---------- Seção do texto ----------

Possível omissão em vagas para pessoas com deficiência na Uncisal é apurada pelo Ministério Público
Documento não especifica quais processos seletivos serão apurados pelo órgão
A Universidade Estadual de Ciências da Saúde de Alagoas (Uncisal) passou a ser alvo de um procedimento administrativo instaurado pelo Ministério Público de Alagoas (MPAL). A medida busca verificar uma possível omissão da instituição na oferta de vagas reservadas a pessoas com deficiência em processos seletivos. A portaria foi publicada no Diário Oficial do órgão nesta quinta (23).
A iniciativa partiu da 25ª Promotoria de Justiça da Capital. O documento publicado pelo MPAL não informa quais processos seletivos serão objeto da apuração. Também não há indicação de que candidatos tenham sido prejudicados pela suposta ausência da reserva de vagas.

---------- Dados para análise ----------

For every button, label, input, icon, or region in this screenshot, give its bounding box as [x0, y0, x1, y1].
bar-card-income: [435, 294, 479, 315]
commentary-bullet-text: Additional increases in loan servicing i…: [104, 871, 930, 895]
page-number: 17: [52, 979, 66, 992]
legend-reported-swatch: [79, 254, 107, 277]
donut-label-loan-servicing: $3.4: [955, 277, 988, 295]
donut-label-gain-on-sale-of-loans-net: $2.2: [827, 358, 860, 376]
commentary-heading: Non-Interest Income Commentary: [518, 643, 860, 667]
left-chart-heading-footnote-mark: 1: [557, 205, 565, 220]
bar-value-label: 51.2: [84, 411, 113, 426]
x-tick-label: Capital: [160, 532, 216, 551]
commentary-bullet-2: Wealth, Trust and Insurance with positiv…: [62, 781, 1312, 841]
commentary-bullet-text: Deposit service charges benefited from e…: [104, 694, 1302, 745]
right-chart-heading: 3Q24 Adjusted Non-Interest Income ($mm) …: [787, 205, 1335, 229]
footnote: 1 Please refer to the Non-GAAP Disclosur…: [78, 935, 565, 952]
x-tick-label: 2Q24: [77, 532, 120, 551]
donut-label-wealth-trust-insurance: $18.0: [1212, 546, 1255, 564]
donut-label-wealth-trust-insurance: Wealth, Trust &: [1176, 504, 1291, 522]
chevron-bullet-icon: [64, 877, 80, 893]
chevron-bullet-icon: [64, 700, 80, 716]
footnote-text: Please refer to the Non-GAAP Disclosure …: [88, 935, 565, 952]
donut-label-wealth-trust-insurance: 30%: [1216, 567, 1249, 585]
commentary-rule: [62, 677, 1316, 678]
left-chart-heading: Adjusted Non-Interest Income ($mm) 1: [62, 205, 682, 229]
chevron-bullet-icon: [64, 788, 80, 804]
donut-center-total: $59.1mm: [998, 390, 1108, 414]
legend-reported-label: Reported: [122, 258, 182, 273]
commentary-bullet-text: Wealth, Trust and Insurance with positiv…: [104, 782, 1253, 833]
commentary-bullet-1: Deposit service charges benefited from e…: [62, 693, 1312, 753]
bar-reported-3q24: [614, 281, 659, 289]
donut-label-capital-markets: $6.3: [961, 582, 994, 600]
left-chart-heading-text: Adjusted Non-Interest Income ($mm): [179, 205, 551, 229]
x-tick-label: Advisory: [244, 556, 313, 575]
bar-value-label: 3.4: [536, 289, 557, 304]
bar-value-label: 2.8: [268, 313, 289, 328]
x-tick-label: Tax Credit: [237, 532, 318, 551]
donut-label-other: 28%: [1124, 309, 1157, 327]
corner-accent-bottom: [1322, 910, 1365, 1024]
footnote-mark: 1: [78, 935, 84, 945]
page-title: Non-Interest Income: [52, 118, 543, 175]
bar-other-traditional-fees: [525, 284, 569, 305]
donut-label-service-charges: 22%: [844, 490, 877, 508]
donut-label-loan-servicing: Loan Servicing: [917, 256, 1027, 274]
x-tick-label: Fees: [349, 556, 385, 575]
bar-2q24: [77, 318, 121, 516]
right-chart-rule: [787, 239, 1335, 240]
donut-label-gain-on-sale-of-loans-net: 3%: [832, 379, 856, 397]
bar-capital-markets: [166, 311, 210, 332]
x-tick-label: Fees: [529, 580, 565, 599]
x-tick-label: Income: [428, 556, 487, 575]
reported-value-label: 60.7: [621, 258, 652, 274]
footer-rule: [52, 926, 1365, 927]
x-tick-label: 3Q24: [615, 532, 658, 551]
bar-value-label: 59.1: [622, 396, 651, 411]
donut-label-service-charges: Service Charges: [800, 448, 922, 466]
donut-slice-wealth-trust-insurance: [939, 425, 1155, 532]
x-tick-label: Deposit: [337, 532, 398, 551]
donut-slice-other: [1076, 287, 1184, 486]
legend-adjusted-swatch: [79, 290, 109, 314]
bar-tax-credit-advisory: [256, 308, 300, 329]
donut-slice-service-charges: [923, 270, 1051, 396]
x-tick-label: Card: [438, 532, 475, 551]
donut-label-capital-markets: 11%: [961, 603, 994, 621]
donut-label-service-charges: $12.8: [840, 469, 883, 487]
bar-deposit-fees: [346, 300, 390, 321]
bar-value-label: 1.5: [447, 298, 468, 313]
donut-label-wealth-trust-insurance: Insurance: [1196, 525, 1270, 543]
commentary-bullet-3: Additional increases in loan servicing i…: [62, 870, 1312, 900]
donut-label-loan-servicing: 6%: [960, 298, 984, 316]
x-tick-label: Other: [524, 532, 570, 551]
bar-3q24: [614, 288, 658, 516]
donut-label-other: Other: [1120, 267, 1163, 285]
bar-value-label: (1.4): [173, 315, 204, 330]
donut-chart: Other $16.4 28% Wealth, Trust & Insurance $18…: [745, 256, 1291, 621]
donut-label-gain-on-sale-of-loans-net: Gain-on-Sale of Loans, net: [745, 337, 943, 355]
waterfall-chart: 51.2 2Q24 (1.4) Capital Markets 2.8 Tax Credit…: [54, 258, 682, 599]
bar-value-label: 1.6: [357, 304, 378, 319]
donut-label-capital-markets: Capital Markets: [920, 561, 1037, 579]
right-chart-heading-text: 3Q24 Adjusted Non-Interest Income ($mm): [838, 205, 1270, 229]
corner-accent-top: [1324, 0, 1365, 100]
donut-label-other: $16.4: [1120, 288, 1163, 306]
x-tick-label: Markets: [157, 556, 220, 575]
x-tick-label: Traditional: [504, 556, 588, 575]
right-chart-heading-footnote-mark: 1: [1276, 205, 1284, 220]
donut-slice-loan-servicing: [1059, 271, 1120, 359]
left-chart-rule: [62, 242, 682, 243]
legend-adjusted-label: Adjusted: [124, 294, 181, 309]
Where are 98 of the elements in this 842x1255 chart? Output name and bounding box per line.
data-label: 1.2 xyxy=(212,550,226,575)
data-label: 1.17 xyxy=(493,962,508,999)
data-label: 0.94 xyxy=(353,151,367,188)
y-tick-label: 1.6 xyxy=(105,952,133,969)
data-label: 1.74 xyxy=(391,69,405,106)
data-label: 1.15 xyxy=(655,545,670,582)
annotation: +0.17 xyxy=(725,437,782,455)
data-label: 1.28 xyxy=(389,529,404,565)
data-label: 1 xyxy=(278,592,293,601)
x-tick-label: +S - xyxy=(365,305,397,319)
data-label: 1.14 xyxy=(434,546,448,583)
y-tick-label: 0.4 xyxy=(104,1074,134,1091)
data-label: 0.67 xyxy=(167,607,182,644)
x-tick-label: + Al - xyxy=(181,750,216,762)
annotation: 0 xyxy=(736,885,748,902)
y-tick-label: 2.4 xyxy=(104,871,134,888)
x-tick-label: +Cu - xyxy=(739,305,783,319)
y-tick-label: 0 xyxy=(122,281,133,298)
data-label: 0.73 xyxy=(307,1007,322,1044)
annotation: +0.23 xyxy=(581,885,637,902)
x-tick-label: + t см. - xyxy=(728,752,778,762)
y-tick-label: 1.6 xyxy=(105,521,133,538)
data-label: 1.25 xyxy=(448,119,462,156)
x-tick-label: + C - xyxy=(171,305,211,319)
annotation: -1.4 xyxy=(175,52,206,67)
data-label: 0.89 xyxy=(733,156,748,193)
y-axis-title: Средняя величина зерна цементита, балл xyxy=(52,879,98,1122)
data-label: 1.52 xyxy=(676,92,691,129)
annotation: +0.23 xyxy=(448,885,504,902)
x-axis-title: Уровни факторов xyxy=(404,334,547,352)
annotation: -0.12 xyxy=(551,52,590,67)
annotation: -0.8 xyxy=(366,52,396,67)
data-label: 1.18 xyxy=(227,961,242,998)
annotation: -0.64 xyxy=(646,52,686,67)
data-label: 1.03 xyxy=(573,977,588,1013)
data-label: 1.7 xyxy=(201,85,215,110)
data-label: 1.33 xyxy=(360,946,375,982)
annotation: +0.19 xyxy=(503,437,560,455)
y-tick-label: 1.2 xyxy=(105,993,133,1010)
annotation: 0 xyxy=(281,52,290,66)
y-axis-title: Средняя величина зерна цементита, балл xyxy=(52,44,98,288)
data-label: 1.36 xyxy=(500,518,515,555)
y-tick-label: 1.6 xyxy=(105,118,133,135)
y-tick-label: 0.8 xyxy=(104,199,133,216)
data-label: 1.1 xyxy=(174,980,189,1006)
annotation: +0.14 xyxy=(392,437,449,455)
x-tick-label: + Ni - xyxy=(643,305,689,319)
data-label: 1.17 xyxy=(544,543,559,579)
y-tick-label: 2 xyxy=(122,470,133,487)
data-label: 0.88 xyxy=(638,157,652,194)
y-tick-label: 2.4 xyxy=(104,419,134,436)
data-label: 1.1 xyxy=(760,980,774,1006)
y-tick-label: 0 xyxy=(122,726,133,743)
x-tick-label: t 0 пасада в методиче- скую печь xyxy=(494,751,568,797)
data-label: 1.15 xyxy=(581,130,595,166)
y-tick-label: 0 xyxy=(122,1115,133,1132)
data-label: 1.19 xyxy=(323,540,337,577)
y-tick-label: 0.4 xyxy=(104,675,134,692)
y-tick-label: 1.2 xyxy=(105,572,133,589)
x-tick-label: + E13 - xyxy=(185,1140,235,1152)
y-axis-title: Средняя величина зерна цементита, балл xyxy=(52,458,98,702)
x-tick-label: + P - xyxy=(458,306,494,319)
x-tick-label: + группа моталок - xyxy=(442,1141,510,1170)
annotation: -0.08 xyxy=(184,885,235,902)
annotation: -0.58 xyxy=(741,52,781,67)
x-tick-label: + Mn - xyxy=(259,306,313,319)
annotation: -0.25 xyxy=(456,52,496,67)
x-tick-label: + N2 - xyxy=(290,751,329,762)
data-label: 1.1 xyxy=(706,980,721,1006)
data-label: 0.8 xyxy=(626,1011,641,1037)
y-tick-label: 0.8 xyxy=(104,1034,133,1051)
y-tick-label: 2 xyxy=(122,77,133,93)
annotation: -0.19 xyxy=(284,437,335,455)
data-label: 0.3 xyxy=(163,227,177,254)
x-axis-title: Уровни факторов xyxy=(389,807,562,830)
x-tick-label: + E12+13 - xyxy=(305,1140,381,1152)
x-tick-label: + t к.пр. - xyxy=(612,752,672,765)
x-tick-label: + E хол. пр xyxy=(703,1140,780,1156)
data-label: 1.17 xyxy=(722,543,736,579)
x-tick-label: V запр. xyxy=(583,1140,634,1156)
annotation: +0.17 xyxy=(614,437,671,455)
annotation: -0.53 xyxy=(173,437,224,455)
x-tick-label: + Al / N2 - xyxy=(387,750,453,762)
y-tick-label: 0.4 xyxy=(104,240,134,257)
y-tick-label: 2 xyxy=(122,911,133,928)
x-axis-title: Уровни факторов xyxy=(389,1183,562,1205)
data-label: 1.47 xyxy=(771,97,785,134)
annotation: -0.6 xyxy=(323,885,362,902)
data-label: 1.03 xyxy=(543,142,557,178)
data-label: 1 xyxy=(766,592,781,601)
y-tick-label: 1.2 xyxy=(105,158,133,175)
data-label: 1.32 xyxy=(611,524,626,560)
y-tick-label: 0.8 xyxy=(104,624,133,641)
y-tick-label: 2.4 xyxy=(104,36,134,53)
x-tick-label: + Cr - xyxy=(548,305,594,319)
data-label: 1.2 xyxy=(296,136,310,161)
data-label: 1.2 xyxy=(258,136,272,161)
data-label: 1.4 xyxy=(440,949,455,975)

----------

* Sobre a tarefa *
Transcreva o trecho do texto sobre a Uncisal entre "A iniciativa partiu" e "reserva de vagas.", inclusive, trocando "candidatos" por "inscritos". As entradas acima são material à parte, sem relação com o texto.

* Solução da tarefa *
A iniciativa partiu da 25ª Promotoria de Justiça da Capital. O documento publicado pelo MPAL não informa quais processos seletivos serão objeto da apuração. Também não há indicação de que inscritos tenham sido prejudicados pela suposta ausência da reserva de vagas.